Saved entries:
============

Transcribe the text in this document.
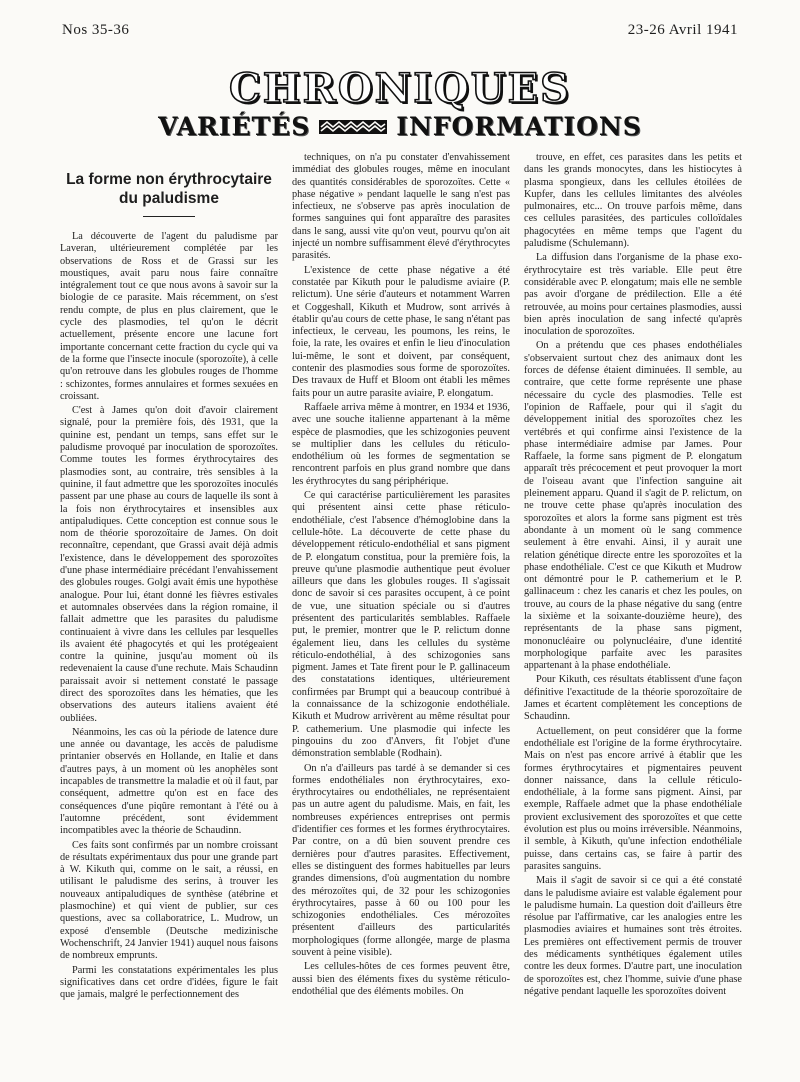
Nos 35-36	23-26 Avril 1941
CHRONIQUES
VARIÉTÉS	INFORMATIONS
La forme non érythrocytaire du paludisme

La découverte de l'agent du paludisme par Laveran, ultérieurement complétée par les observations de Ross et de Grassi sur les moustiques, avait paru nous faire connaître intégralement tout ce que nous avons à savoir sur la biologie de ce parasite. Mais récemment, on s'est rendu compte, de plus en plus clairement, que le cycle des plasmodies, tel qu'on le décrit actuellement, présente encore une lacune fort importante concernant cette fraction du cycle qui va de la forme que l'insecte inocule (sporozoïte), à celle qu'on retrouve dans les globules rouges de l'homme : schizontes, formes annulaires et formes sexuées en croissant.

C'est à James qu'on doit d'avoir clairement signalé, pour la première fois, dès 1931, que la quinine est, pendant un temps, sans effet sur le paludisme provoqué par inoculation de sporozoïtes. Comme toutes les formes érythrocytaires des plasmodies sont, au contraire, très sensibles à la quinine, il faut admettre que les sporozoïtes inoculés passent par une phase au cours de laquelle ils sont à la fois non érythrocytaires et insensibles aux antipaludiques. Cette conception est connue sous le nom de théorie sporozoïtaire de James. On doit reconnaître, cependant, que Grassi avait déjà admis l'existence, dans le développement des sporozoïtes d'une phase intermédiaire précédant l'envahissement des globules rouges. Golgi avait émis une hypothèse analogue. Pour lui, étant donné les fièvres estivales et automnales observées dans la région romaine, il fallait admettre que les parasites du paludisme continuaient à vivre dans les cellules par lesquelles ils avaient été phagocytés et qui les protégeaient contre la quinine, jusqu'au moment où ils redevenaient la cause d'une rechute. Mais Schaudinn paraissait avoir si nettement constaté le passage direct des sporozoïtes dans les hématies, que les observations des auteurs italiens avaient été oubliées.

Néanmoins, les cas où la période de latence dure une année ou davantage, les accès de paludisme printanier observés en Hollande, en Italie et dans d'autres pays, à un moment où les anophèles sont incapables de transmettre la maladie et où il faut, par conséquent, admettre qu'on est en face des conséquences d'une piqûre remontant à l'été ou à l'automne précédent, sont évidemment incompatibles avec la théorie de Schaudinn.

Ces faits sont confirmés par un nombre croissant de résultats expérimentaux dus pour une grande part à W. Kikuth qui, comme on le sait, a réussi, en utilisant le paludisme des serins, à trouver les nouveaux antipaludiques de synthèse (atébrine et plasmochine) et qui vient de publier, sur ces questions, avec sa collaboratrice, L. Mudrow, un exposé d'ensemble (Deutsche medizinische Wochenschrift, 24 Janvier 1941) auquel nous faisons de nombreux emprunts.

Parmi les constatations expérimentales les plus significatives dans cet ordre d'idées, figure le fait que jamais, malgré le perfectionnement des

techniques, on n'a pu constater d'envahissement immédiat des globules rouges, même en inoculant des quantités considérables de sporozoïtes. Cette « phase négative » pendant laquelle le sang n'est pas infectieux, ne s'observe pas après inoculation de formes sanguines qui font apparaître des parasites dans le sang, aussi vite qu'on veut, pourvu qu'on ait injecté un nombre suffisamment élevé d'érythrocytes parasités.

L'existence de cette phase négative a été constatée par Kikuth pour le paludisme aviaire (P. relictum). Une série d'auteurs et notamment Warren et Coggeshall, Kikuth et Mudrow, sont arrivés à établir qu'au cours de cette phase, le sang n'étant pas infectieux, le cerveau, les poumons, les reins, le foie, la rate, les ovaires et enfin le lieu d'inoculation lui-même, le sont et doivent, par conséquent, contenir des plasmodies sous forme de sporozoïtes. Des travaux de Huff et Bloom ont établi les mêmes faits pour un autre parasite aviaire, P. elongatum.

Raffaele arriva même à montrer, en 1934 et 1936, avec une souche italienne appartenant à la même espèce de plasmodies, que les schizogonies peuvent se multiplier dans les cellules du réticulo-endothélium où les formes de segmentation se rencontrent parfois en plus grand nombre que dans les érythrocytes du sang périphérique.

Ce qui caractérise particulièrement les parasites qui présentent ainsi cette phase réticulo-endothéliale, c'est l'absence d'hémoglobine dans la cellule-hôte. La découverte de cette phase du développement réticulo-endothélial et sans pigment de P. elongatum constitua, pour la première fois, la preuve qu'une plasmodie authentique peut évoluer ailleurs que dans les globules rouges. Il s'agissait donc de savoir si ces parasites occupent, à ce point de vue, une situation spéciale ou si d'autres présentent des particularités semblables. Raffaele put, le premier, montrer que le P. relictum donne également lieu, dans les cellules du système réticulo-endothélial, à des schizogonies sans pigment. James et Tate firent pour le P. gallinaceum des constatations identiques, ultérieurement confirmées par Brumpt qui a beaucoup contribué à la connaissance de la schizogonie endothéliale. Kikuth et Mudrow arrivèrent au même résultat pour P. cathemerium. Une plasmodie qui infecte les pingouins du zoo d'Anvers, fit l'objet d'une démonstration semblable (Rodhain).

On n'a d'ailleurs pas tardé à se demander si ces formes endothéliales non érythrocytaires, exo-érythrocytaires ou endothéliales, ne représentaient pas un autre agent du paludisme. Mais, en fait, les nombreuses expériences entreprises ont permis d'identifier ces formes et les formes érythrocytaires. Par contre, on a dû bien souvent prendre ces dernières pour d'autres parasites. Effectivement, elles se distinguent des formes habituelles par leurs grandes dimensions, d'où augmentation du nombre des mérozoïtes qui, de 32 pour les schizogonies érythrocytaires, passe à 60 ou 100 pour les schizogonies endothéliales. Ces mérozoïtes présentent d'ailleurs des particularités morphologiques (forme allongée, marge de plasma souvent à peine visible).

Les cellules-hôtes de ces formes peuvent être, aussi bien des éléments fixes du système réticulo-endothélial que des éléments mobiles. On

trouve, en effet, ces parasites dans les petits et dans les grands monocytes, dans les histiocytes à plasma spongieux, dans les cellules étoilées de Kupfer, dans les cellules limitantes des alvéoles pulmonaires, etc... On trouve parfois même, dans ces cellules parasitées, des particules colloïdales phagocytées en même temps que l'agent du paludisme (Schulemann).

La diffusion dans l'organisme de la phase exo-érythrocytaire est très variable. Elle peut être considérable avec P. elongatum; mais elle ne semble pas avoir d'organe de prédilection. Elle a été retrouvée, au moins pour certaines plasmodies, aussi bien après inoculation de sang infecté qu'après inoculation de sporozoïtes.

On a prétendu que ces phases endothéliales s'observaient surtout chez des animaux dont les forces de défense étaient diminuées. Il semble, au contraire, que cette forme représente une phase nécessaire du cycle des plasmodies. Telle est l'opinion de Raffaele, pour qui il s'agit du développement initial des sporozoïtes chez les vertébrés et qui confirme ainsi l'existence de la phase intermédiaire admise par James. Pour Raffaele, la forme sans pigment de P. elongatum apparaît très précocement et peut provoquer la mort de l'oiseau avant que l'infection sanguine ait pleinement apparu. Quand il s'agit de P. relictum, on ne trouve cette phase qu'après inoculation des sporozoïtes et alors la forme sans pigment est très abondante à un moment où le sang commence seulement à être envahi. Ainsi, il y aurait une relation génétique directe entre les sporozoïtes et la phase endothéliale. C'est ce que Kikuth et Mudrow ont démontré pour le P. cathemerium et le P. gallinaceum : chez les canaris et chez les poules, on trouve, au cours de la phase négative du sang (entre la sixième et la soixante-douzième heure), des représentants de la phase sans pigment, mononucléaire ou polynucléaire, d'une identité morphologique parfaite avec les parasites appartenant à la phase endothéliale.

Pour Kikuth, ces résultats établissent d'une façon définitive l'exactitude de la théorie sporozoïtaire de James et écartent complètement les conceptions de Schaudinn.

Actuellement, on peut considérer que la forme endothéliale est l'origine de la forme érythrocytaire. Mais on n'est pas encore arrivé à établir que les formes érythrocytaires et pigmentaires peuvent donner naissance, dans la cellule réticulo-endothéliale, à la forme sans pigment. Ainsi, par exemple, Raffaele admet que la phase endothéliale provient exclusivement des sporozoïtes et que cette évolution est plus ou moins irréversible. Néanmoins, il semble, à Kikuth, qu'une infection endothéliale puisse, dans certains cas, se faire à partir des parasites sanguins.

Mais il s'agit de savoir si ce qui a été constaté dans le paludisme aviaire est valable également pour le paludisme humain. La question doit d'ailleurs être résolue par l'affirmative, car les analogies entre les plasmodies aviaires et humaines sont très étroites. Les premières ont effectivement permis de trouver des médicaments synthétiques également utiles contre les deux formes. D'autre part, une inoculation de sporozoïtes est, chez l'homme, suivie d'une phase négative pendant laquelle les sporozoïtes doivent
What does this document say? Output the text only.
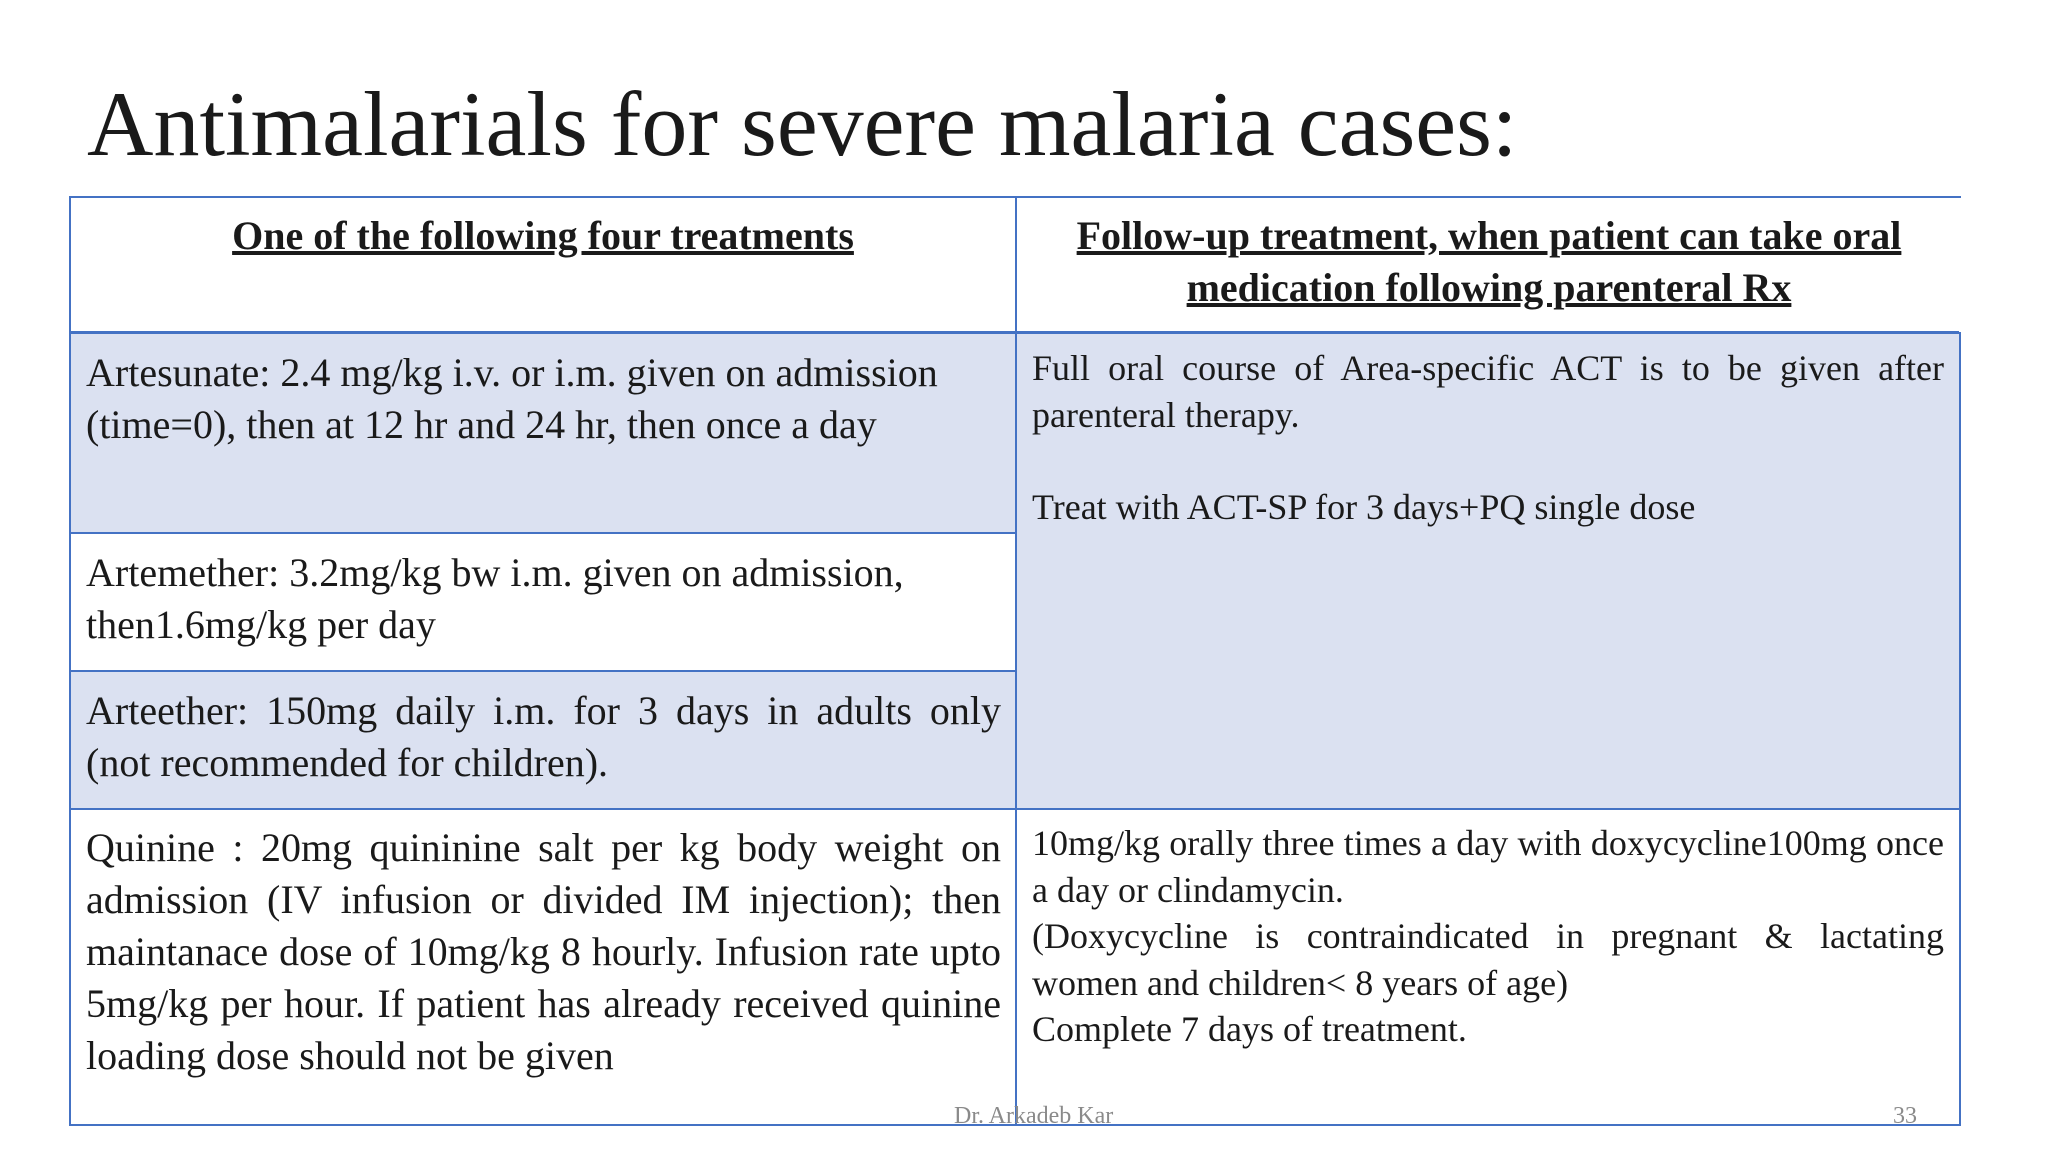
Antimalarials for severe malaria cases:

One of the following four treatments	Follow-up treatment, when patient can take oral medication following parenteral Rx

Artesunate: 2.4 mg/kg i.v. or i.m. given on admission (time=0), then at 12 hr and 24 hr, then once a day

Artemether: 3.2mg/kg bw i.m. given on admission, then1.6mg/kg per day

Arteether: 150mg daily i.m. for 3 days in adults only (not recommended for children).

Quinine : 20mg quininine salt per kg body weight on admission (IV infusion or divided IM injection); then maintanace dose of 10mg/kg 8 hourly. Infusion rate upto 5mg/kg per hour. If patient has already received quinine loading dose should not be given

Full oral course of Area-specific ACT is to be given after parenteral therapy.

Treat with ACT-SP for 3 days+PQ single dose

10mg/kg orally three times a day with doxycycline100mg once a day or clindamycin.

(Doxycycline is contraindicated in pregnant & lactating women and children< 8 years of age)

Complete 7 days of treatment.

Dr. Arkadeb Kar	33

============

Instructions for the task:
From the listing, copy each line containing the word "only".

Exercise result:
What does this document say? Output the text only.
Arteether: 150mg daily i.m. for 3 days in adults only (not recommended for children).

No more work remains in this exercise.